**Problem details:**
Render every entry verbatim.

★ ★ ★ ★

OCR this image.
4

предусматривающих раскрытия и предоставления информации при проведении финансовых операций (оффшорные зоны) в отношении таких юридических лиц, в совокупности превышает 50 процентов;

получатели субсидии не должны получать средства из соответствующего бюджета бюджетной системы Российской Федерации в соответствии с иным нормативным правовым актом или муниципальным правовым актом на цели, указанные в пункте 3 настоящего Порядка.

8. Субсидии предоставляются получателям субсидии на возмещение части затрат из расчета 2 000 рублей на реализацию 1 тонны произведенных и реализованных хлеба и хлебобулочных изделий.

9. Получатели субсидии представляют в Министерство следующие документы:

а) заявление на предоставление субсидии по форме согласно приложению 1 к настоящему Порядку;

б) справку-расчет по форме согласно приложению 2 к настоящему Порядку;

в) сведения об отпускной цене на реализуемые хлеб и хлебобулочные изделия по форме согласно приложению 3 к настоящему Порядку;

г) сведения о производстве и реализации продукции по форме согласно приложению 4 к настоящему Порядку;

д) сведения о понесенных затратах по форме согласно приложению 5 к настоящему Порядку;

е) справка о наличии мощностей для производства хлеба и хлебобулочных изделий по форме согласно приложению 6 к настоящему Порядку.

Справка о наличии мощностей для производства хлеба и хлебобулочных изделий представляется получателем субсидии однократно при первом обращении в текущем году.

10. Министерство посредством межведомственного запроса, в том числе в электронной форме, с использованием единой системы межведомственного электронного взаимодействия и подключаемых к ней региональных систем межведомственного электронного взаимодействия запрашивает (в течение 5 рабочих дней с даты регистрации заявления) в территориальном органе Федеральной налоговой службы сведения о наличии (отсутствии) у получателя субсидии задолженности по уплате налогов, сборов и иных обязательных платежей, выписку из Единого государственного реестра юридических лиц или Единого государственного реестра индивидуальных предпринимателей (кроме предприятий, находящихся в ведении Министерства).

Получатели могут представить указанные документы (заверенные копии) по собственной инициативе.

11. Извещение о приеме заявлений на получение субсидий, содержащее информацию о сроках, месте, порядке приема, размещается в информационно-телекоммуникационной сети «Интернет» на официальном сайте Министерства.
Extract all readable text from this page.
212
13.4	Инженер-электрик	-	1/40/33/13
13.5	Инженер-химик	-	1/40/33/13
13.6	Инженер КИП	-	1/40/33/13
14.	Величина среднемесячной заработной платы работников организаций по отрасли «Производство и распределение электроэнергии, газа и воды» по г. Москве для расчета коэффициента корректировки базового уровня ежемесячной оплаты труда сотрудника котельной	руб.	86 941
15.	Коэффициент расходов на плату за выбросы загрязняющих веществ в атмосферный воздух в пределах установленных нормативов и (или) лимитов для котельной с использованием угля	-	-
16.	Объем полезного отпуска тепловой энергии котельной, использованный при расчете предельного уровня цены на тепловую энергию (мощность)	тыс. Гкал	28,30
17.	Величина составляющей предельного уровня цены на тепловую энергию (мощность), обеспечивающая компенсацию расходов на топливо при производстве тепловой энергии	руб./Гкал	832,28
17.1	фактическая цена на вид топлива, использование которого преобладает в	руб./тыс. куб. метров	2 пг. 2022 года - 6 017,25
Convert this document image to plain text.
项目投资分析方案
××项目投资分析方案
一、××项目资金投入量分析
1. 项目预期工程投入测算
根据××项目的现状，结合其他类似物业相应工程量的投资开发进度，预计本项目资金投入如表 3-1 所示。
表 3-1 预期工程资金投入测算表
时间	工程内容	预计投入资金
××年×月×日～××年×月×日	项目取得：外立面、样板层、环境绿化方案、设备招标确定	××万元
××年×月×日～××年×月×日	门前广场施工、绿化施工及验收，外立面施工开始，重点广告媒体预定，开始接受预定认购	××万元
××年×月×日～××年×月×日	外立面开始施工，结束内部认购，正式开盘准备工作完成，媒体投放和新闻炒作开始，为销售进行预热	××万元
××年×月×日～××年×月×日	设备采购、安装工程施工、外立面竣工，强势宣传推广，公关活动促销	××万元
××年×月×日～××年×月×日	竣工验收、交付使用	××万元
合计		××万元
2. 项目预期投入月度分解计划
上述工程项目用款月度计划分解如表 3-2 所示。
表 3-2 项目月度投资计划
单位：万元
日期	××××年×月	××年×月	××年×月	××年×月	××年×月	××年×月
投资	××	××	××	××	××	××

★ ★ ★ ★

**Finished answer:**
OCR this image.
4

предусматривающих раскрытия и предоставления информации при проведении финансовых операций (оффшорные зоны) в отношении таких юридических лиц, в совокупности превышает 50 процентов;

получатели субсидии не должны получать средства из соответствующего бюджета бюджетной системы Российской Федерации в соответствии с иным нормативным правовым актом или муниципальным правовым актом на цели, указанные в пункте 3 настоящего Порядка.

8. Субсидии предоставляются получателям субсидии на возмещение части затрат из расчета 2 000 рублей на реализацию 1 тонны произведенных и реализованных хлеба и хлебобулочных изделий.

9. Получатели субсидии представляют в Министерство следующие документы:

а) заявление на предоставление субсидии по форме согласно приложению 1 к настоящему Порядку;

б) справку-расчет по форме согласно приложению 2 к настоящему Порядку;

в) сведения об отпускной цене на реализуемые хлеб и хлебобулочные изделия по форме согласно приложению 3 к настоящему Порядку;

г) сведения о производстве и реализации продукции по форме согласно приложению 4 к настоящему Порядку;

д) сведения о понесенных затратах по форме согласно приложению 5 к настоящему Порядку;

е) справка о наличии мощностей для производства хлеба и хлебобулочных изделий по форме согласно приложению 6 к настоящему Порядку.

Справка о наличии мощностей для производства хлеба и хлебобулочных изделий представляется получателем субсидии однократно при первом обращении в текущем году.

10. Министерство посредством межведомственного запроса, в том числе в электронной форме, с использованием единой системы межведомственного электронного взаимодействия и подключаемых к ней региональных систем межведомственного электронного взаимодействия запрашивает (в течение 5 рабочих дней с даты регистрации заявления) в территориальном органе Федеральной налоговой службы сведения о наличии (отсутствии) у получателя субсидии задолженности по уплате налогов, сборов и иных обязательных платежей, выписку из Единого государственного реестра юридических лиц или Единого государственного реестра индивидуальных предпринимателей (кроме предприятий, находящихся в ведении Министерства).

Получатели могут представить указанные документы (заверенные копии) по собственной инициативе.

11. Извещение о приеме заявлений на получение субсидий, содержащее информацию о сроках, месте, порядке приема, размещается в информационно-телекоммуникационной сети «Интернет» на официальном сайте Министерства.
Extract all readable text from this page.
212
13.4	Инженер-электрик	-	1/40/33/13
13.5	Инженер-химик	-	1/40/33/13
13.6	Инженер КИП	-	1/40/33/13
14.	Величина среднемесячной заработной платы работников организаций по отрасли «Производство и распределение электроэнергии, газа и воды» по г. Москве для расчета коэффициента корректировки базового уровня ежемесячной оплаты труда сотрудника котельной	руб.	86 941
15.	Коэффициент расходов на плату за выбросы загрязняющих веществ в атмосферный воздух в пределах установленных нормативов и (или) лимитов для котельной с использованием угля	-	-
16.	Объем полезного отпуска тепловой энергии котельной, использованный при расчете предельного уровня цены на тепловую энергию (мощность)	тыс. Гкал	28,30
17.	Величина составляющей предельного уровня цены на тепловую энергию (мощность), обеспечивающая компенсацию расходов на топливо при производстве тепловой энергии	руб./Гкал	832,28
17.1	фактическая цена на вид топлива, использование которого преобладает в	руб./тыс. куб. метров	2 пг. 2022 года - 6 017,25
Convert this document image to plain text.
项目投资分析方案
××项目投资分析方案
一、××项目资金投入量分析
1. 项目预期工程投入测算
根据××项目的现状，结合其他类似物业相应工程量的投资开发进度，预计本项目资金投入如表 3-1 所示。
表 3-1 预期工程资金投入测算表
时间	工程内容	预计投入资金
××年×月×日～××年×月×日	项目取得：外立面、样板层、环境绿化方案、设备招标确定	××万元
××年×月×日～××年×月×日	门前广场施工、绿化施工及验收，外立面施工开始，重点广告媒体预定，开始接受预定认购	××万元
××年×月×日～××年×月×日	外立面开始施工，结束内部认购，正式开盘准备工作完成，媒体投放和新闻炒作开始，为销售进行预热	××万元
××年×月×日～××年×月×日	设备采购、安装工程施工、外立面竣工，强势宣传推广，公关活动促销	××万元
××年×月×日～××年×月×日	竣工验收、交付使用	××万元
合计		××万元
2. 项目预期投入月度分解计划
上述工程项目用款月度计划分解如表 3-2 所示。
表 3-2 项目月度投资计划
单位：万元
日期	××××年×月	××年×月	××年×月	××年×月	××年×月	××年×月
投资	××	××	××	××	××	××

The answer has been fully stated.